**Aim of the exercise**
Reproduce the material word for word; the images stay out.

**Information shown**
**********
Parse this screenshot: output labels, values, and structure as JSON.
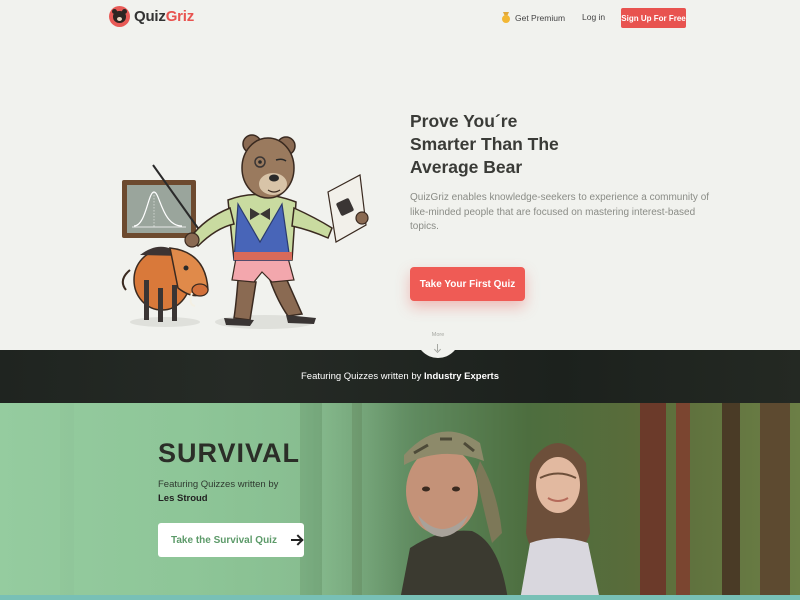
{
  "nav": {
    "logo_text_a": "Quiz",
    "logo_text_b": "Griz",
    "premium_label": "Get Premium",
    "login_label": "Log in",
    "signup_label": "Sign Up For Free",
    "premium_icon": "medal-icon",
    "brand_color": "#e8534f"
  },
  "hero": {
    "title_lines": [
      "Prove You´re",
      "Smarter Than The",
      "Average Bear"
    ],
    "description": "QuizGriz enables knowledge-seekers to experience a community of like-minded people that are focused on mastering interest-based topics.",
    "cta_label": "Take Your First Quiz",
    "more_label": "More"
  },
  "featured": {
    "text_prefix": "Featuring Quizzes written by ",
    "text_bold": "Industry Experts"
  },
  "survival": {
    "title": "SURVIVAL",
    "subtitle": "Featuring Quizzes written by",
    "author": "Les Stroud",
    "button_label": "Take the Survival Quiz",
    "accent_color": "#5c9a69"
  }
}
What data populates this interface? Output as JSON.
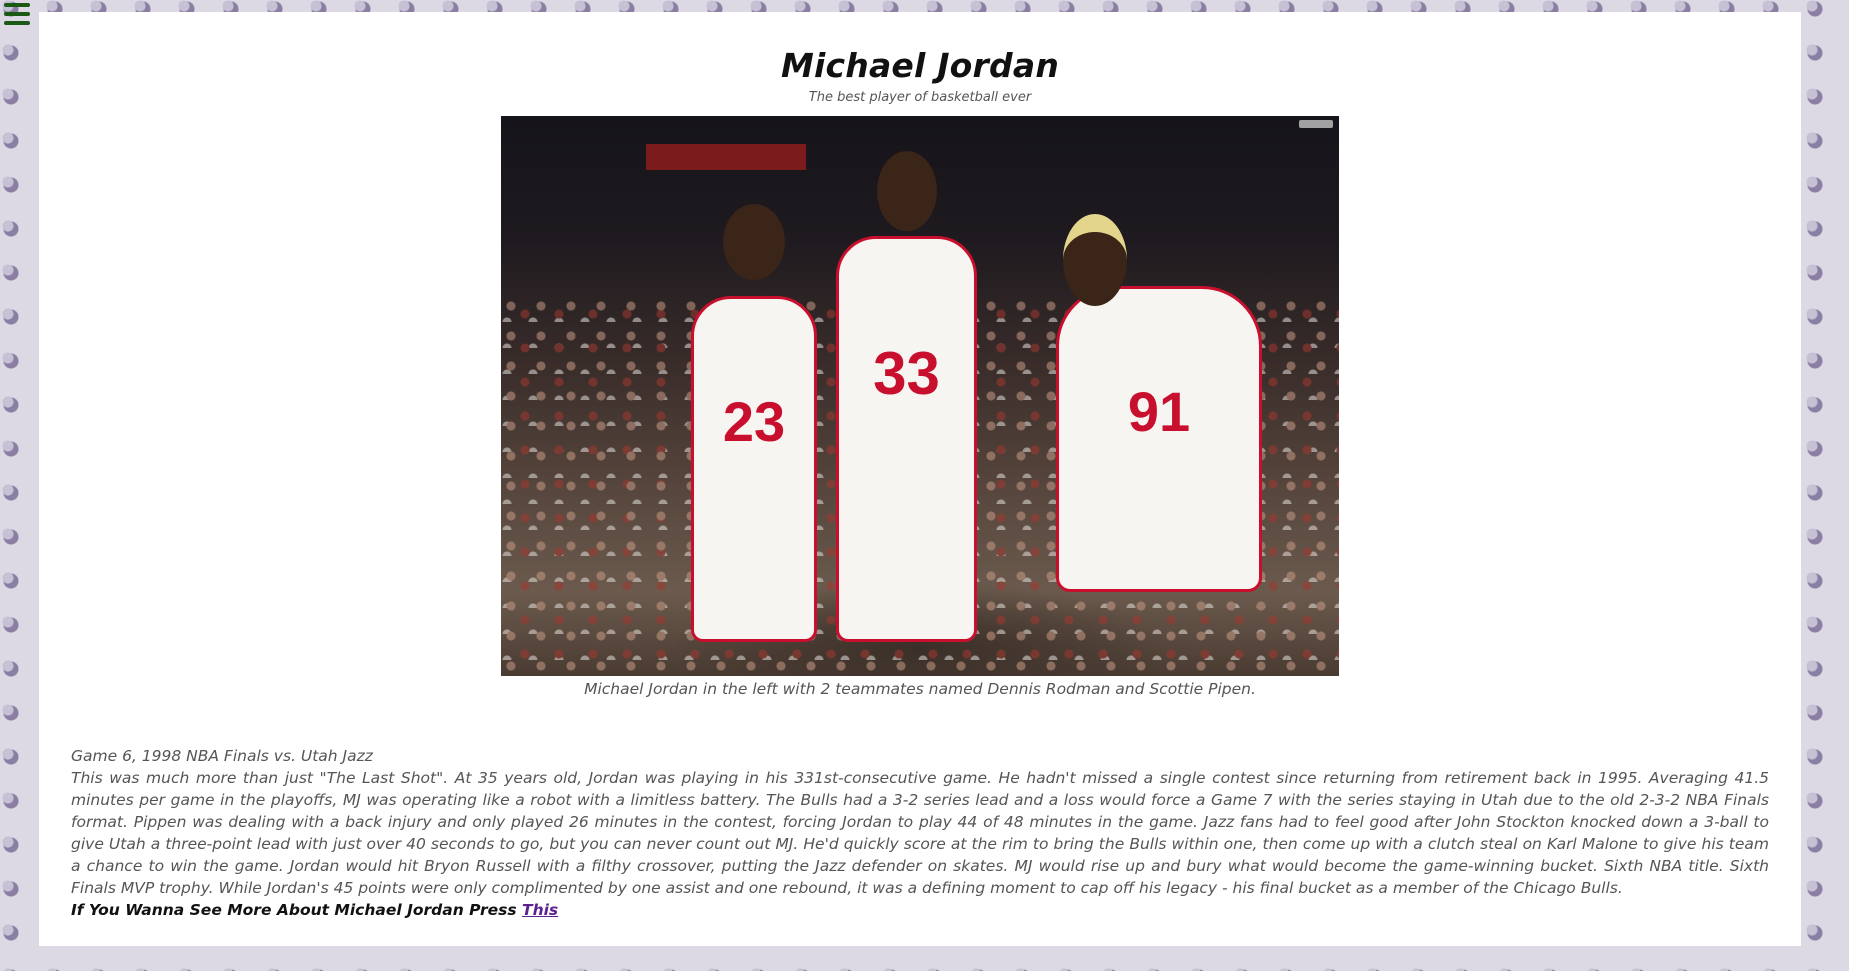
{
  "nav": {
    "menu_icon": "hamburger-menu-icon",
    "menu_color": "#1a5a14"
  },
  "header": {
    "title": "Michael Jordan",
    "subtitle": "The best player of basketball ever"
  },
  "photo": {
    "jersey_numbers": [
      "23",
      "33",
      "91"
    ],
    "caption": "Michael Jordan in the left with 2 teammates named Dennis Rodman and Scottie Pipen."
  },
  "article": {
    "heading": "Game 6, 1998 NBA Finals vs. Utah Jazz",
    "body": "This was much more than just \"The Last Shot\". At 35 years old, Jordan was playing in his 331st-consecutive game. He hadn't missed a single contest since returning from retirement back in 1995. Averaging 41.5 minutes per game in the playoffs, MJ was operating like a robot with a limitless battery. The Bulls had a 3-2 series lead and a loss would force a Game 7 with the series staying in Utah due to the old 2-3-2 NBA Finals format. Pippen was dealing with a back injury and only played 26 minutes in the contest, forcing Jordan to play 44 of 48 minutes in the game. Jazz fans had to feel good after John Stockton knocked down a 3-ball to give Utah a three-point lead with just over 40 seconds to go, but you can never count out MJ. He'd quickly score at the rim to bring the Bulls within one, then come up with a clutch steal on Karl Malone to give his team a chance to win the game. Jordan would hit Bryon Russell with a filthy crossover, putting the Jazz defender on skates. MJ would rise up and bury what would become the game-winning bucket. Sixth NBA title. Sixth Finals MVP trophy. While Jordan's 45 points were only complimented by one assist and one rebound, it was a defining moment to cap off his legacy - his final bucket as a member of the Chicago Bulls."
  },
  "cta": {
    "text": "If You Wanna See More About Michael Jordan Press ",
    "link_label": "This"
  },
  "colors": {
    "background": "#dcd9e4",
    "pattern": "#8a7fa3",
    "link": "#5a2190",
    "jersey_red": "#c8102e"
  }
}
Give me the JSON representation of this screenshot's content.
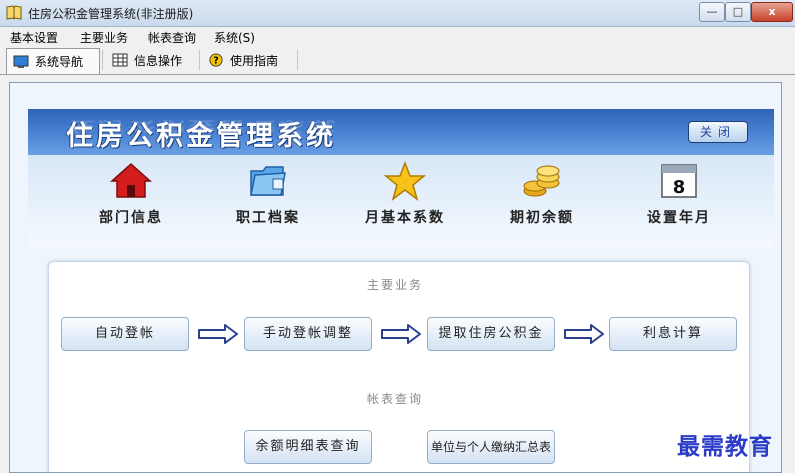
{
  "window": {
    "title": "住房公积金管理系统(非注册版)",
    "controls": {
      "minimize": "—",
      "maximize": "□",
      "close": "x"
    }
  },
  "menubar": [
    "基本设置",
    "主要业务",
    "帐表查询",
    "系统(S)"
  ],
  "tabs": [
    {
      "label": "系统导航",
      "icon": "monitor-icon",
      "active": true
    },
    {
      "label": "信息操作",
      "icon": "grid-icon",
      "active": false
    },
    {
      "label": "使用指南",
      "icon": "help-icon",
      "active": false
    }
  ],
  "header": {
    "title": "住房公积金管理系统",
    "close_label": "关闭"
  },
  "quick_access": [
    {
      "label": "部门信息",
      "icon": "house-icon"
    },
    {
      "label": "职工档案",
      "icon": "folder-icon"
    },
    {
      "label": "月基本系数",
      "icon": "star-icon"
    },
    {
      "label": "期初余额",
      "icon": "coins-icon"
    },
    {
      "label": "设置年月",
      "icon": "calendar-icon",
      "calendar_day": "8"
    }
  ],
  "main_business": {
    "title": "主要业务",
    "steps": [
      "自动登帐",
      "手动登帐调整",
      "提取住房公积金",
      "利息计算"
    ]
  },
  "report_query": {
    "title": "帐表查询",
    "buttons": [
      "余额明细表查询",
      "单位与个人缴纳汇总表"
    ]
  },
  "watermark": "最需教育",
  "colors": {
    "header_blue": "#3a6fc4",
    "accent_text": "#2d3cc8"
  }
}
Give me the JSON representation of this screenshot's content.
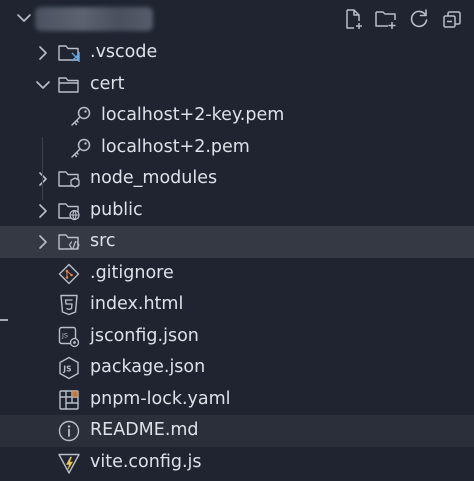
**********
**Worked solution**
Parse this screenshot: output labels, values, and structure as JSON.
{
  "nav": {
    "logo_text_a": "Quiz",
    "logo_text_b": "Griz",
    "premium_label": "Get Premium",
    "login_label": "Log in",
    "signup_label": "Sign Up For Free",
    "premium_icon": "medal-icon",
    "brand_color": "#e8534f"
  },
  "hero": {
    "title_lines": [
      "Prove You´re",
      "Smarter Than The",
      "Average Bear"
    ],
    "description": "QuizGriz enables knowledge-seekers to experience a community of like-minded people that are focused on mastering interest-based topics.",
    "cta_label": "Take Your First Quiz",
    "more_label": "More"
  },
  "featured": {
    "text_prefix": "Featuring Quizzes written by ",
    "text_bold": "Industry Experts"
  },
  "survival": {
    "title": "SURVIVAL",
    "subtitle": "Featuring Quizzes written by",
    "author": "Les Stroud",
    "button_label": "Take the Survival Quiz",
    "accent_color": "#5c9a69"
  }
}
What data populates this interface? Output as JSON.
{
  "nav": {
    "menu_icon": "hamburger-menu-icon",
    "menu_color": "#1a5a14"
  },
  "header": {
    "title": "Michael Jordan",
    "subtitle": "The best player of basketball ever"
  },
  "photo": {
    "jersey_numbers": [
      "23",
      "33",
      "91"
    ],
    "caption": "Michael Jordan in the left with 2 teammates named Dennis Rodman and Scottie Pipen."
  },
  "article": {
    "heading": "Game 6, 1998 NBA Finals vs. Utah Jazz",
    "body": "This was much more than just \"The Last Shot\". At 35 years old, Jordan was playing in his 331st-consecutive game. He hadn't missed a single contest since returning from retirement back in 1995. Averaging 41.5 minutes per game in the playoffs, MJ was operating like a robot with a limitless battery. The Bulls had a 3-2 series lead and a loss would force a Game 7 with the series staying in Utah due to the old 2-3-2 NBA Finals format. Pippen was dealing with a back injury and only played 26 minutes in the contest, forcing Jordan to play 44 of 48 minutes in the game. Jazz fans had to feel good after John Stockton knocked down a 3-ball to give Utah a three-point lead with just over 40 seconds to go, but you can never count out MJ. He'd quickly score at the rim to bring the Bulls within one, then come up with a clutch steal on Karl Malone to give his team a chance to win the game. Jordan would hit Bryon Russell with a filthy crossover, putting the Jazz defender on skates. MJ would rise up and bury what would become the game-winning bucket. Sixth NBA title. Sixth Finals MVP trophy. While Jordan's 45 points were only complimented by one assist and one rebound, it was a defining moment to cap off his legacy - his final bucket as a member of the Chicago Bulls."
  },
  "cta": {
    "text": "If You Wanna See More About Michael Jordan Press ",
    "link_label": "This"
  },
  "colors": {
    "background": "#dcd9e4",
    "pattern": "#8a7fa3",
    "link": "#5a2190",
    "jersey_red": "#c8102e"
  }
}
Give me the JSON representation of this screenshot's content.
{
  "window": {
    "title": "住房公积金管理系统(非注册版)",
    "controls": {
      "minimize": "—",
      "maximize": "□",
      "close": "x"
    }
  },
  "menubar": [
    "基本设置",
    "主要业务",
    "帐表查询",
    "系统(S)"
  ],
  "tabs": [
    {
      "label": "系统导航",
      "icon": "monitor-icon",
      "active": true
    },
    {
      "label": "信息操作",
      "icon": "grid-icon",
      "active": false
    },
    {
      "label": "使用指南",
      "icon": "help-icon",
      "active": false
    }
  ],
  "header": {
    "title": "住房公积金管理系统",
    "close_label": "关闭"
  },
  "quick_access": [
    {
      "label": "部门信息",
      "icon": "house-icon"
    },
    {
      "label": "职工档案",
      "icon": "folder-icon"
    },
    {
      "label": "月基本系数",
      "icon": "star-icon"
    },
    {
      "label": "期初余额",
      "icon": "coins-icon"
    },
    {
      "label": "设置年月",
      "icon": "calendar-icon",
      "calendar_day": "8"
    }
  ],
  "main_business": {
    "title": "主要业务",
    "steps": [
      "自动登帐",
      "手动登帐调整",
      "提取住房公积金",
      "利息计算"
    ]
  },
  "report_query": {
    "title": "帐表查询",
    "buttons": [
      "余额明细表查询",
      "单位与个人缴纳汇总表"
    ]
  },
  "watermark": "最需教育",
  "colors": {
    "header_blue": "#3a6fc4",
    "accent_text": "#2d3cc8"
  }
}
Give me the JSON representation of this screenshot's content.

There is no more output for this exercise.